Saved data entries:
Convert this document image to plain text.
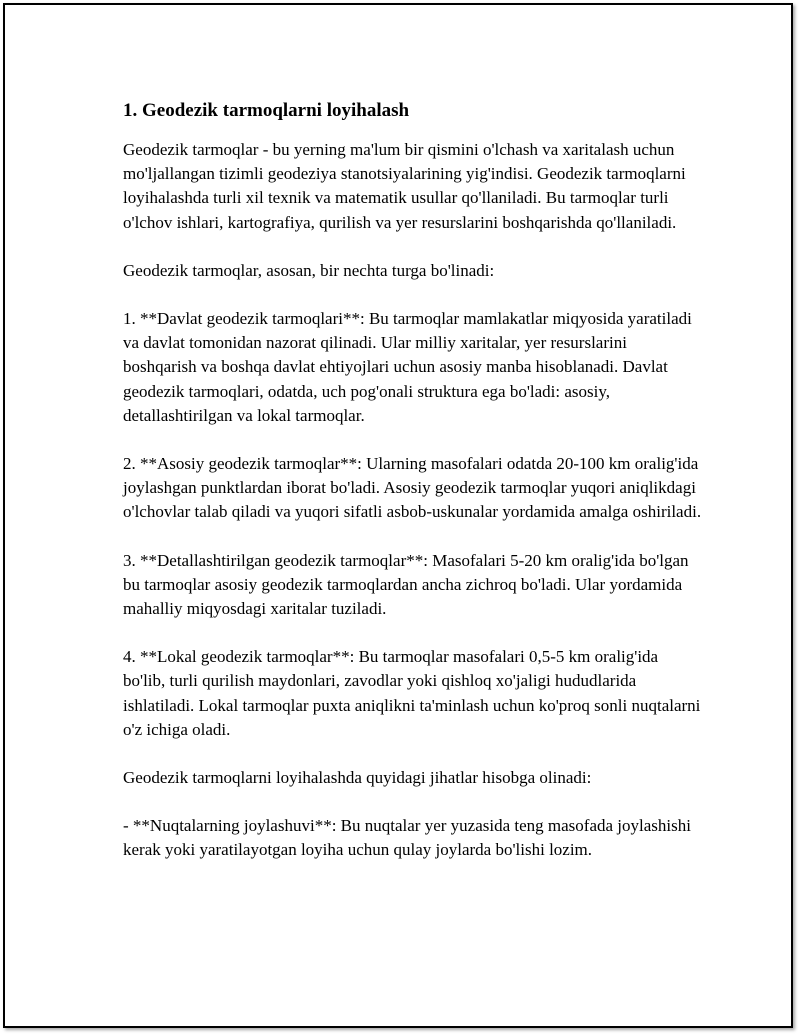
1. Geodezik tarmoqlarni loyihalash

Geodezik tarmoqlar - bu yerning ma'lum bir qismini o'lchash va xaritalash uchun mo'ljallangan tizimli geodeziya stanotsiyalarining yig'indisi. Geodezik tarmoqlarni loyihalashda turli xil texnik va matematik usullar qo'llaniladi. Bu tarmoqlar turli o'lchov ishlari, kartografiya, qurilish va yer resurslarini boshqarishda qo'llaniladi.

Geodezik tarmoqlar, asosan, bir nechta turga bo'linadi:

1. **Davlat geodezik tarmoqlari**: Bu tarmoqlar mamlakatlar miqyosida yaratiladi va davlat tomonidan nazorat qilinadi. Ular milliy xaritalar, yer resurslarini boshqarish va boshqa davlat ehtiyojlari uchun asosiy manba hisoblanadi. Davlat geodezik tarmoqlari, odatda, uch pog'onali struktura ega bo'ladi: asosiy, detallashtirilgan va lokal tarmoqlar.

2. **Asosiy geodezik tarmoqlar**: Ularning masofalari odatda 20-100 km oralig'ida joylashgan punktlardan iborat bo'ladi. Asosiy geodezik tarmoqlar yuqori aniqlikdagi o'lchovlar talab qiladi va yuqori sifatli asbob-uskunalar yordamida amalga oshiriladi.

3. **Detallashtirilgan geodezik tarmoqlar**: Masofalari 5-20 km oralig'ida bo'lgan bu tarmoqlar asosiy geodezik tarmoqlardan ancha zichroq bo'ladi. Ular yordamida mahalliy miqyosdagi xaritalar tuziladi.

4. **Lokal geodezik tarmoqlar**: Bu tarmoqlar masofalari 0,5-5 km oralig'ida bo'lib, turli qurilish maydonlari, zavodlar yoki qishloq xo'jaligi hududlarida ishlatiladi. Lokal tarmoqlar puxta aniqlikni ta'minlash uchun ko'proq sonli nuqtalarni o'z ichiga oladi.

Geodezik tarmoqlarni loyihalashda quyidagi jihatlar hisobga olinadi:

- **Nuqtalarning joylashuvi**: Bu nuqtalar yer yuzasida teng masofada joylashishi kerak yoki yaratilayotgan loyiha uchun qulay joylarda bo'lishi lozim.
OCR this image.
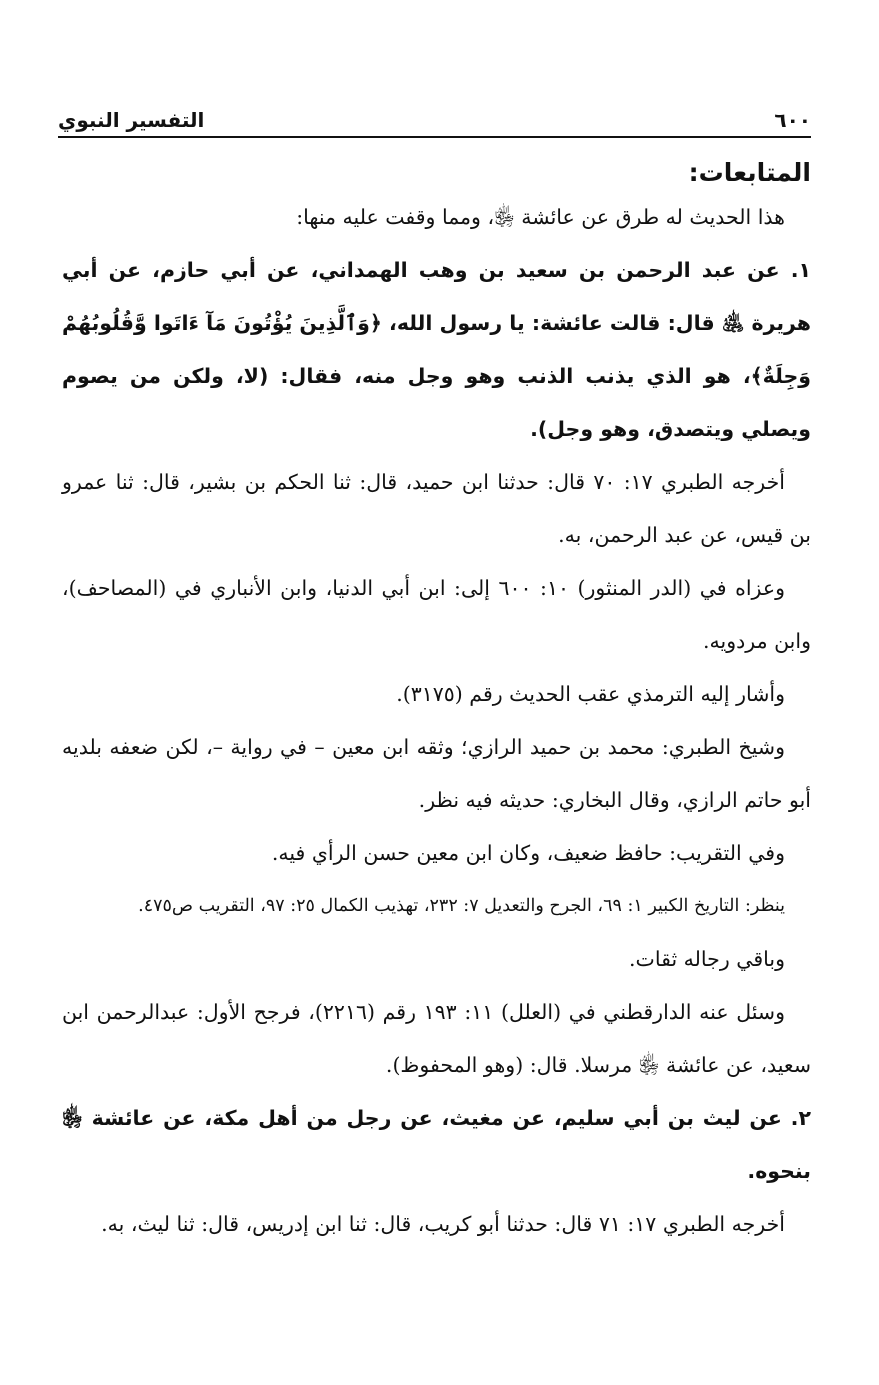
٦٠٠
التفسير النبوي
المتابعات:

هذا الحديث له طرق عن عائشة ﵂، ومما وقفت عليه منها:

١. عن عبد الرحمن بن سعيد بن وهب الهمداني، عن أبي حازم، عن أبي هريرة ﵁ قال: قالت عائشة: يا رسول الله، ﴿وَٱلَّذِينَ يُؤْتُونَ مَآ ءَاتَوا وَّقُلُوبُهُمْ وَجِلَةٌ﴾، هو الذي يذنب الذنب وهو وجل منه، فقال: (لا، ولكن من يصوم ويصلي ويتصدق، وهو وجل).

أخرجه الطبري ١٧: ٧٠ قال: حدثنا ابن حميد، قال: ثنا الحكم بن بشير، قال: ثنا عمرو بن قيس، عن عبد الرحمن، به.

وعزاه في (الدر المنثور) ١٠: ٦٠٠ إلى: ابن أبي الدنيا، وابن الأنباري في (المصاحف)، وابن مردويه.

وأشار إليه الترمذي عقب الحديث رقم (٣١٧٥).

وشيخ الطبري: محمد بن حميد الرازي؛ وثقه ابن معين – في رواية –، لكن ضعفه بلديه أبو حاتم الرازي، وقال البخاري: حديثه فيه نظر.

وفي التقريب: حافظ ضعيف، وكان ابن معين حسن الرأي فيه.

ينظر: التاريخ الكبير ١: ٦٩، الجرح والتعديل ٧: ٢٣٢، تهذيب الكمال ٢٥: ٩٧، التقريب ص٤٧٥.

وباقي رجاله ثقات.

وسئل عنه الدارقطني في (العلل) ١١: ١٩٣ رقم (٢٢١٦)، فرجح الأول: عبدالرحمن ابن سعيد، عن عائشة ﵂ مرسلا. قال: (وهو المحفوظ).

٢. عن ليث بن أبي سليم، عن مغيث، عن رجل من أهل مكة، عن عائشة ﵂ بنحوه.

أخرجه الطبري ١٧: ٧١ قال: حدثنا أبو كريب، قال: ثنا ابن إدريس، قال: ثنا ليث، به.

» **Goal of the exercise**
Each line of the data is to be duplicated exactly; pictures stay out of the copy.

» **Final result**
Convert this document image to plain text.
1. Geodezik tarmoqlarni loyihalash

Geodezik tarmoqlar - bu yerning ma'lum bir qismini o'lchash va xaritalash uchun mo'ljallangan tizimli geodeziya stanotsiyalarining yig'indisi. Geodezik tarmoqlarni loyihalashda turli xil texnik va matematik usullar qo'llaniladi. Bu tarmoqlar turli o'lchov ishlari, kartografiya, qurilish va yer resurslarini boshqarishda qo'llaniladi.

Geodezik tarmoqlar, asosan, bir nechta turga bo'linadi:

1. **Davlat geodezik tarmoqlari**: Bu tarmoqlar mamlakatlar miqyosida yaratiladi va davlat tomonidan nazorat qilinadi. Ular milliy xaritalar, yer resurslarini boshqarish va boshqa davlat ehtiyojlari uchun asosiy manba hisoblanadi. Davlat geodezik tarmoqlari, odatda, uch pog'onali struktura ega bo'ladi: asosiy, detallashtirilgan va lokal tarmoqlar.

2. **Asosiy geodezik tarmoqlar**: Ularning masofalari odatda 20-100 km oralig'ida joylashgan punktlardan iborat bo'ladi. Asosiy geodezik tarmoqlar yuqori aniqlikdagi o'lchovlar talab qiladi va yuqori sifatli asbob-uskunalar yordamida amalga oshiriladi.

3. **Detallashtirilgan geodezik tarmoqlar**: Masofalari 5-20 km oralig'ida bo'lgan bu tarmoqlar asosiy geodezik tarmoqlardan ancha zichroq bo'ladi. Ular yordamida mahalliy miqyosdagi xaritalar tuziladi.

4. **Lokal geodezik tarmoqlar**: Bu tarmoqlar masofalari 0,5-5 km oralig'ida bo'lib, turli qurilish maydonlari, zavodlar yoki qishloq xo'jaligi hududlarida ishlatiladi. Lokal tarmoqlar puxta aniqlikni ta'minlash uchun ko'proq sonli nuqtalarni o'z ichiga oladi.

Geodezik tarmoqlarni loyihalashda quyidagi jihatlar hisobga olinadi:

- **Nuqtalarning joylashuvi**: Bu nuqtalar yer yuzasida teng masofada joylashishi kerak yoki yaratilayotgan loyiha uchun qulay joylarda bo'lishi lozim.
OCR this image.
٦٠٠
التفسير النبوي
المتابعات:

هذا الحديث له طرق عن عائشة ﵂، ومما وقفت عليه منها:

١. عن عبد الرحمن بن سعيد بن وهب الهمداني، عن أبي حازم، عن أبي هريرة ﵁ قال: قالت عائشة: يا رسول الله، ﴿وَٱلَّذِينَ يُؤْتُونَ مَآ ءَاتَوا وَّقُلُوبُهُمْ وَجِلَةٌ﴾، هو الذي يذنب الذنب وهو وجل منه، فقال: (لا، ولكن من يصوم ويصلي ويتصدق، وهو وجل).

أخرجه الطبري ١٧: ٧٠ قال: حدثنا ابن حميد، قال: ثنا الحكم بن بشير، قال: ثنا عمرو بن قيس، عن عبد الرحمن، به.

وعزاه في (الدر المنثور) ١٠: ٦٠٠ إلى: ابن أبي الدنيا، وابن الأنباري في (المصاحف)، وابن مردويه.

وأشار إليه الترمذي عقب الحديث رقم (٣١٧٥).

وشيخ الطبري: محمد بن حميد الرازي؛ وثقه ابن معين – في رواية –، لكن ضعفه بلديه أبو حاتم الرازي، وقال البخاري: حديثه فيه نظر.

وفي التقريب: حافظ ضعيف، وكان ابن معين حسن الرأي فيه.

ينظر: التاريخ الكبير ١: ٦٩، الجرح والتعديل ٧: ٢٣٢، تهذيب الكمال ٢٥: ٩٧، التقريب ص٤٧٥.

وباقي رجاله ثقات.

وسئل عنه الدارقطني في (العلل) ١١: ١٩٣ رقم (٢٢١٦)، فرجح الأول: عبدالرحمن ابن سعيد، عن عائشة ﵂ مرسلا. قال: (وهو المحفوظ).

٢. عن ليث بن أبي سليم، عن مغيث، عن رجل من أهل مكة، عن عائشة ﵂ بنحوه.

أخرجه الطبري ١٧: ٧١ قال: حدثنا أبو كريب، قال: ثنا ابن إدريس، قال: ثنا ليث، به.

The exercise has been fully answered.